▶ **Available records**:

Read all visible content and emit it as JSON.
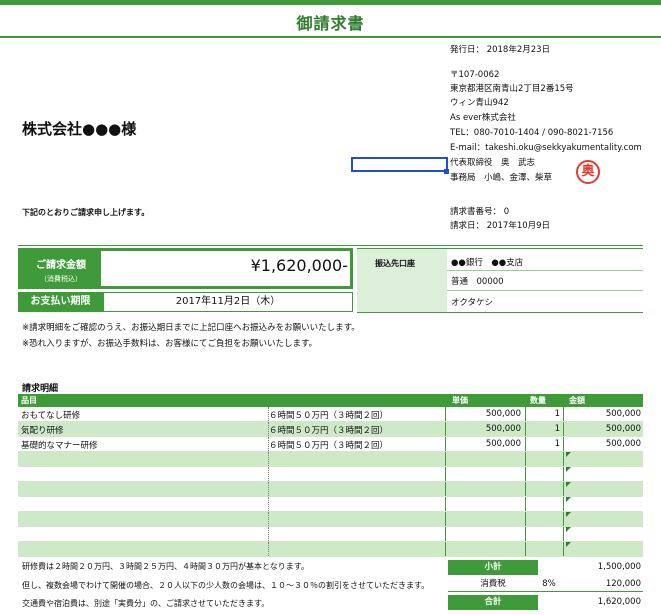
{
  "header": {
    "title": "御請求書",
    "issue_date": "発行日： 2018年2月23日"
  },
  "client": "株式会社●●●様",
  "sender": {
    "postal": "〒107-0062",
    "address1": "東京都港区南青山2丁目2番15号",
    "address2": "ウィン青山942",
    "company": "As ever株式会社",
    "tel": "TEL：080-7010-1404 / 090-8021-7156",
    "email": "E-mail：takeshi.oku@sekkyakumentality.com",
    "rep": "代表取締役　奥　武志",
    "office": "事務局　小嶋、金澤、柴草",
    "seal": "奥"
  },
  "intro": "下記のとおりご請求申し上げます。",
  "invoice": {
    "number": "請求書番号： 0",
    "date": "請求日： 2017年10月9日"
  },
  "amount": {
    "label": "ご請求金額",
    "sublabel": "（消費税込）",
    "value": "¥1,620,000-",
    "due_label": "お支払い期限",
    "due_value": "2017年11月2日（木）"
  },
  "bank": {
    "label": "振込先口座",
    "line1": "●●銀行　●●支店",
    "line2": "普通　00000",
    "line3": "オクタケシ"
  },
  "remarks": [
    "※請求明細をご確認のうえ、お振込期日までに上記口座へお振込みをお願いいたします。",
    "※恐れ入りますが、お振込手数料は、お客様にてご負担をお願いいたします。"
  ],
  "details": {
    "title": "請求明細",
    "headers": {
      "item": "品目",
      "price": "単価",
      "qty": "数量",
      "amount": "金額"
    },
    "rows": [
      {
        "item": "おもてなし研修",
        "note": "６時間５０万円（３時間２回）",
        "price": "500,000",
        "qty": "1",
        "amount": "500,000"
      },
      {
        "item": "気配り研修",
        "note": "６時間５０万円（３時間２回）",
        "price": "500,000",
        "qty": "1",
        "amount": "500,000"
      },
      {
        "item": "基礎的なマナー研修",
        "note": "６時間５０万円（３時間２回）",
        "price": "500,000",
        "qty": "1",
        "amount": "500,000"
      }
    ]
  },
  "footer_notes": [
    "研修費は２時間２０万円、３時間２５万円、４時間３０万円が基本となります。",
    "但し、複数会場でわけて開催の場合、２０人以下の少人数の会場は、１０～３０％の割引をさせていただきます。",
    "交通費や宿泊費は、別途「実費分」の、ご請求させていただきます。"
  ],
  "totals": {
    "subtotal_label": "小計",
    "subtotal": "1,500,000",
    "tax_label": "消費税",
    "tax_rate": "8%",
    "tax": "120,000",
    "total_label": "合計",
    "total": "1,620,000"
  }
}
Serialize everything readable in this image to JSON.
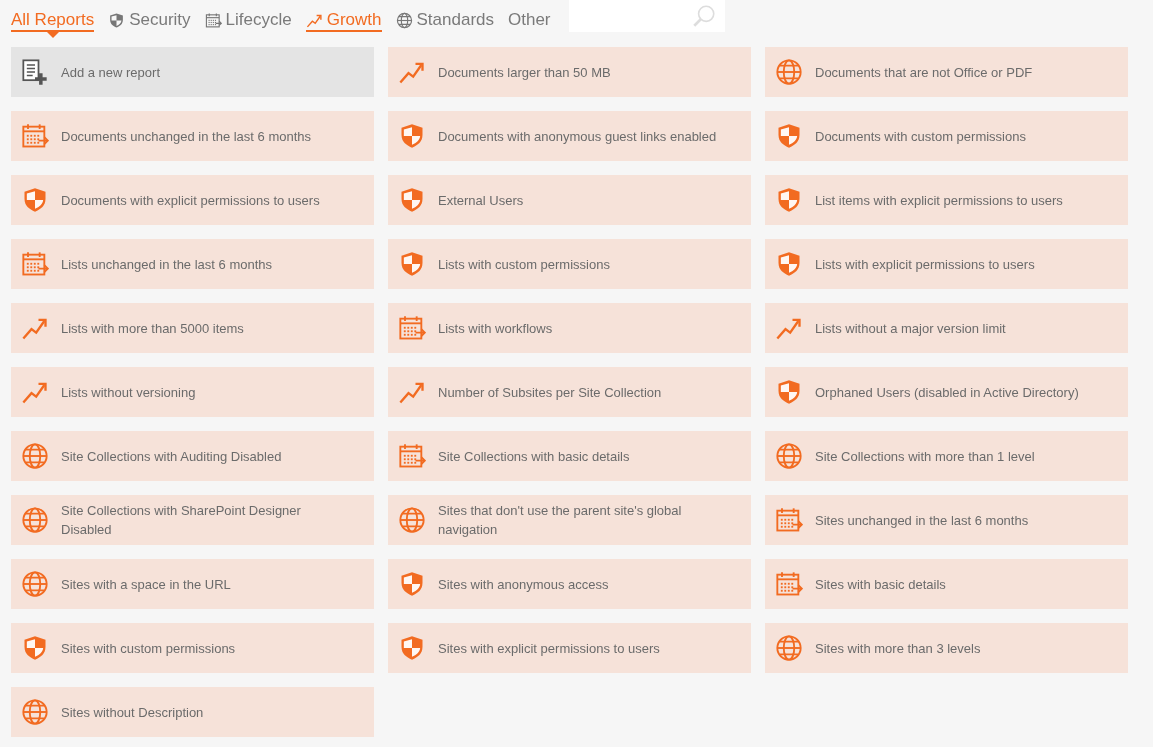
{
  "tabs": [
    {
      "label": "All Reports",
      "kind": "none",
      "selected": true,
      "highlighted": false
    },
    {
      "label": "Security",
      "kind": "security",
      "selected": false,
      "highlighted": false
    },
    {
      "label": "Lifecycle",
      "kind": "lifecycle",
      "selected": false,
      "highlighted": false
    },
    {
      "label": "Growth",
      "kind": "growth",
      "selected": false,
      "highlighted": true
    },
    {
      "label": "Standards",
      "kind": "standards",
      "selected": false,
      "highlighted": false
    },
    {
      "label": "Other",
      "kind": "none",
      "selected": false,
      "highlighted": false
    }
  ],
  "reports": [
    {
      "kind": "add",
      "label": "Add a new report"
    },
    {
      "kind": "growth",
      "label": "Documents larger than 50 MB"
    },
    {
      "kind": "standards",
      "label": "Documents that are not Office or PDF"
    },
    {
      "kind": "lifecycle",
      "label": "Documents unchanged in the last 6 months"
    },
    {
      "kind": "security",
      "label": "Documents with anonymous guest links enabled"
    },
    {
      "kind": "security",
      "label": "Documents with custom permissions"
    },
    {
      "kind": "security",
      "label": "Documents with explicit permissions to users"
    },
    {
      "kind": "security",
      "label": "External Users"
    },
    {
      "kind": "security",
      "label": "List items with explicit permissions to users"
    },
    {
      "kind": "lifecycle",
      "label": "Lists unchanged in the last 6 months"
    },
    {
      "kind": "security",
      "label": "Lists with custom permissions"
    },
    {
      "kind": "security",
      "label": "Lists with explicit permissions to users"
    },
    {
      "kind": "growth",
      "label": "Lists with more than 5000 items"
    },
    {
      "kind": "lifecycle",
      "label": "Lists with workflows"
    },
    {
      "kind": "growth",
      "label": "Lists without a major version limit"
    },
    {
      "kind": "growth",
      "label": "Lists without versioning"
    },
    {
      "kind": "growth",
      "label": "Number of Subsites per Site Collection"
    },
    {
      "kind": "security",
      "label": "Orphaned Users (disabled in Active Directory)"
    },
    {
      "kind": "standards",
      "label": "Site Collections with Auditing Disabled"
    },
    {
      "kind": "lifecycle",
      "label": "Site Collections with basic details"
    },
    {
      "kind": "standards",
      "label": "Site Collections with more than 1 level"
    },
    {
      "kind": "standards",
      "label": "Site Collections with SharePoint Designer Disabled"
    },
    {
      "kind": "standards",
      "label": "Sites that don't use the parent site's global navigation"
    },
    {
      "kind": "lifecycle",
      "label": "Sites unchanged in the last 6 months"
    },
    {
      "kind": "standards",
      "label": "Sites with a space in the URL"
    },
    {
      "kind": "security",
      "label": "Sites with anonymous access"
    },
    {
      "kind": "lifecycle",
      "label": "Sites with basic details"
    },
    {
      "kind": "security",
      "label": "Sites with custom permissions"
    },
    {
      "kind": "security",
      "label": "Sites with explicit permissions to users"
    },
    {
      "kind": "standards",
      "label": "Sites with more than 3 levels"
    },
    {
      "kind": "standards",
      "label": "Sites without Description"
    }
  ]
}
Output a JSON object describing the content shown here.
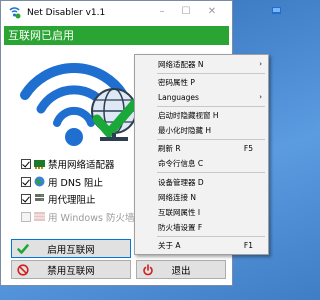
{
  "window": {
    "title": "Net Disabler v1.1"
  },
  "status": {
    "text": "互联网已启用",
    "color": "#2aa533"
  },
  "options": {
    "disable_adapter": {
      "label": "禁用网络适配器",
      "checked": true,
      "icon": "network-adapter-icon"
    },
    "dns_block": {
      "label": "用 DNS 阻止",
      "checked": true,
      "icon": "globe-icon"
    },
    "proxy_block": {
      "label": "用代理阻止",
      "checked": true,
      "icon": "proxy-icon"
    },
    "firewall_block": {
      "label": "用 Windows 防火墙阻",
      "checked": false,
      "disabled": true,
      "icon": "firewall-icon"
    }
  },
  "buttons": {
    "enable_internet": "启用互联网",
    "disable_internet": "禁用互联网",
    "exit": "退出"
  },
  "menu": {
    "adapter": "网络适配器 N",
    "password": "密码属性 P",
    "languages": "Languages",
    "startup_hide": "启动时隐藏视窗 H",
    "minimize_hide": "最小化时隐藏 H",
    "refresh": "刷新 R",
    "refresh_shortcut": "F5",
    "cmd": "命令行信息 C",
    "device_manager": "设备管理器 D",
    "network_conn": "网络连接 N",
    "internet_props": "互联网属性 I",
    "firewall_settings": "防火墙设置 F",
    "about": "关于 A",
    "about_shortcut": "F1"
  },
  "colors": {
    "accent": "#0078d7",
    "wifi_blue": "#1e6fd0",
    "check_green": "#1aa83a"
  }
}
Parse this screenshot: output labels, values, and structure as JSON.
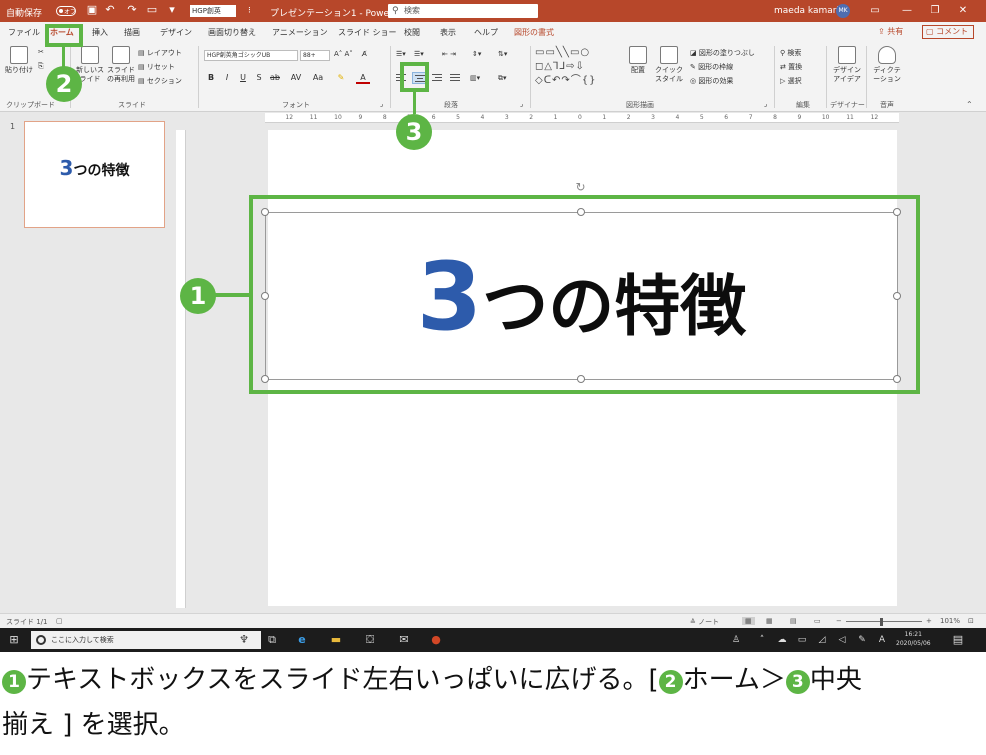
{
  "titlebar": {
    "autosave": "自動保存",
    "autosave_state": "オフ",
    "font_chip": "HGP創英",
    "doc_title": "プレゼンテーション1 - PowerPoint",
    "search_placeholder": "検索",
    "user_name": "maeda kamari",
    "user_initials": "MK"
  },
  "tabs": [
    "ファイル",
    "ホーム",
    "挿入",
    "描画",
    "デザイン",
    "画面切り替え",
    "アニメーション",
    "スライド ショー",
    "校閲",
    "表示",
    "ヘルプ",
    "図形の書式"
  ],
  "share_label": "共有",
  "comment_label": "コメント",
  "ribbon": {
    "clipboard_label": "クリップボード",
    "paste_label": "貼り付け",
    "slide_group_label": "スライド",
    "new_slide_label": "新しいスライド",
    "reuse_slide_label": "スライドの再利用",
    "layout_label": "レイアウト",
    "reset_label": "リセット",
    "section_label": "セクション",
    "font_group_label": "フォント",
    "font_name": "HGP創英角ゴシックUB",
    "font_size": "88+",
    "paragraph_label": "段落",
    "drawing_label": "図形描画",
    "arrange_label": "配置",
    "quick_style_label": "クイック スタイル",
    "shape_fill_label": "図形の塗りつぶし",
    "shape_outline_label": "図形の枠線",
    "shape_effect_label": "図形の効果",
    "editing_label": "編集",
    "find_label": "検索",
    "replace_label": "置換",
    "select_label": "選択",
    "designer_label": "デザイナー",
    "design_ideas_label": "デザイン アイデア",
    "voice_label": "音声",
    "dictate_label": "ディクテーション"
  },
  "ruler_numbers": [
    "12",
    "11",
    "10",
    "9",
    "8",
    "7",
    "6",
    "5",
    "4",
    "3",
    "2",
    "1",
    "0",
    "1",
    "2",
    "3",
    "4",
    "5",
    "6",
    "7",
    "8",
    "9",
    "10",
    "11",
    "12"
  ],
  "thumbnail": {
    "number": "1",
    "title_num": "3",
    "title_rest": "つの特徴"
  },
  "slide": {
    "title_num": "3",
    "title_rest": "つの特徴"
  },
  "statusbar": {
    "slide_count": "スライド 1/1",
    "notes": "ノート",
    "zoom": "101%"
  },
  "taskbar": {
    "search_placeholder": "ここに入力して検索",
    "time": "16:21",
    "date": "2020/05/06"
  },
  "callouts": {
    "one": "1",
    "two": "2",
    "three": "3"
  },
  "caption": {
    "line1_a": "テキストボックスをスライド左右いっぱいに広げる。[",
    "line1_b": "ホーム＞",
    "line1_c": "中央",
    "line2": "揃え ] を選択。"
  },
  "colors": {
    "accent": "#b7472a",
    "callout": "#5db545",
    "title_number": "#2d5bab"
  }
}
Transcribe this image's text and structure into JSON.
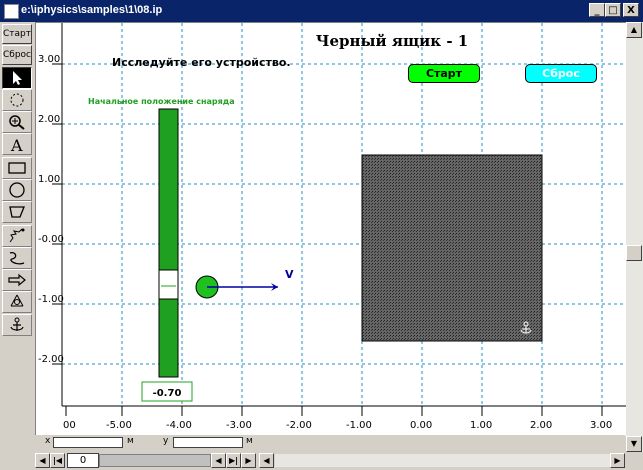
{
  "window": {
    "title": "e:\\iphysics\\samples\\1\\08.ip",
    "minimize": "_",
    "maximize": "□",
    "close": "X"
  },
  "toolbar": {
    "start_label": "Старт",
    "reset_label": "Сброс",
    "tools": [
      "arrow-icon",
      "rotate-icon",
      "zoom-icon",
      "text-icon",
      "rectangle-icon",
      "circle-icon",
      "polygon-icon",
      "spring-icon",
      "rope-icon",
      "force-icon",
      "pendulum-icon",
      "anchor-icon"
    ]
  },
  "scene": {
    "title": "Черный ящик - 1",
    "subtitle": "Исследуйте его устройство.",
    "start_button": "Старт",
    "reset_button": "Сброс",
    "slider_label": "Начальное положение снаряда",
    "slider_value": "-0.70",
    "vector_label": "V",
    "colors": {
      "grid": "#1e90c8",
      "green": "#20a020",
      "start_btn": "#00ff00",
      "reset_btn": "#00ffff",
      "vector": "#0000a0",
      "box": "#555555"
    }
  },
  "axes": {
    "x_ticks": [
      "-5.00",
      "-4.00",
      "-3.00",
      "-2.00",
      "-1.00",
      "0.00",
      "1.00",
      "2.00",
      "3.00"
    ],
    "x_partial": "00",
    "y_ticks": [
      "3.00",
      "2.00",
      "1.00",
      "-0.00",
      "-1.00",
      "-2.00"
    ]
  },
  "coords": {
    "x_label": "x",
    "x_unit": "м",
    "y_label": "y",
    "y_unit": "м"
  },
  "scroll": {
    "page": "0"
  }
}
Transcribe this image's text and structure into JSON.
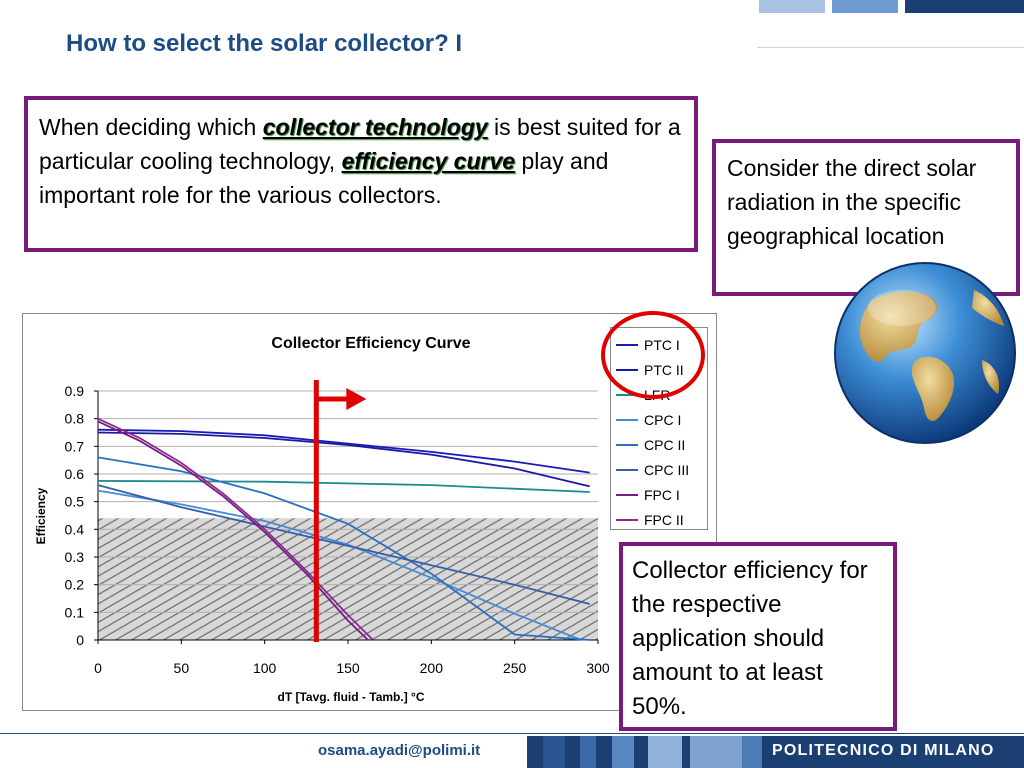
{
  "slide": {
    "title": "How to select the solar collector? I"
  },
  "callouts": {
    "top": {
      "part1": "When deciding which ",
      "em1": "collector technology",
      "part2": " is best suited for a particular cooling technology, ",
      "em2": "efficiency curve",
      "part3": " play and important role for the various collectors."
    },
    "right": "Consider the direct solar radiation in the specific geographical location",
    "bottom": "Collector  efficiency for the respective application should amount to at least 50%."
  },
  "footer": {
    "email": "osama.ayadi@polimi.it",
    "brand": "POLITECNICO DI MILANO"
  },
  "colors": {
    "title": "#1c4b86",
    "callout_border": "#7a1a7a",
    "marker": "#e00000",
    "highlight_circle": "#e00000"
  },
  "icons": {
    "globe": "globe-icon",
    "arrow": "right-arrow-icon"
  },
  "chart_data": {
    "type": "line",
    "title": "Collector Efficiency Curve",
    "xlabel": "dT [Tavg. fluid - Tamb.] °C",
    "ylabel": "Efficiency",
    "xlim": [
      0,
      300
    ],
    "ylim": [
      0,
      0.9
    ],
    "xticks": [
      0,
      50,
      100,
      150,
      200,
      250,
      300
    ],
    "yticks": [
      0,
      0.1,
      0.2,
      0.3,
      0.4,
      0.5,
      0.6,
      0.7,
      0.8,
      0.9
    ],
    "xtick_labels": [
      "0",
      "50",
      "100",
      "150",
      "200",
      "250",
      "300"
    ],
    "ytick_labels": [
      "0",
      "0.1",
      "0.2",
      "0.3",
      "0.4",
      "0.5",
      "0.6",
      "0.7",
      "0.8",
      "0.9"
    ],
    "grid": "horizontal",
    "legend": "top-right",
    "shaded_region": {
      "y_from": 0,
      "y_to": 0.44,
      "pattern": "hatched"
    },
    "marker_line": {
      "x": 131,
      "direction": "right"
    },
    "series": [
      {
        "name": "PTC I",
        "color": "#1a1ab8",
        "x": [
          0,
          50,
          100,
          150,
          200,
          250,
          295
        ],
        "values": [
          0.76,
          0.755,
          0.74,
          0.71,
          0.68,
          0.645,
          0.605
        ]
      },
      {
        "name": "PTC II",
        "color": "#1a1aa0",
        "x": [
          0,
          50,
          100,
          150,
          200,
          250,
          295
        ],
        "values": [
          0.75,
          0.745,
          0.73,
          0.705,
          0.67,
          0.62,
          0.555
        ]
      },
      {
        "name": "LFR",
        "color": "#1f8a8a",
        "x": [
          0,
          100,
          200,
          295
        ],
        "values": [
          0.575,
          0.572,
          0.56,
          0.535
        ]
      },
      {
        "name": "CPC I",
        "color": "#4a8ad4",
        "x": [
          0,
          50,
          100,
          150,
          200,
          250,
          290
        ],
        "values": [
          0.54,
          0.49,
          0.43,
          0.345,
          0.225,
          0.095,
          0.0
        ]
      },
      {
        "name": "CPC II",
        "color": "#2a70c0",
        "x": [
          0,
          50,
          100,
          150,
          200,
          250,
          295
        ],
        "values": [
          0.66,
          0.61,
          0.53,
          0.42,
          0.24,
          0.02,
          0.0
        ]
      },
      {
        "name": "CPC III",
        "color": "#3560a8",
        "x": [
          0,
          50,
          100,
          150,
          200,
          250,
          295
        ],
        "values": [
          0.56,
          0.48,
          0.41,
          0.34,
          0.27,
          0.2,
          0.13
        ]
      },
      {
        "name": "FPC I",
        "color": "#7a1a8a",
        "x": [
          0,
          25,
          50,
          75,
          100,
          125,
          150,
          162
        ],
        "values": [
          0.79,
          0.72,
          0.63,
          0.52,
          0.39,
          0.24,
          0.07,
          0.0
        ]
      },
      {
        "name": "FPC II",
        "color": "#8a2a8a",
        "x": [
          0,
          25,
          50,
          75,
          100,
          125,
          150,
          165
        ],
        "values": [
          0.8,
          0.73,
          0.64,
          0.53,
          0.4,
          0.25,
          0.09,
          0.0
        ]
      }
    ]
  }
}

▶ **Problem description**: Track down every line holding the string "that" and copy it.

▶ **Response**:
      "label": "Documents that are not Office or PDF"
      "label": "Sites that don't use the parent site's global navigation"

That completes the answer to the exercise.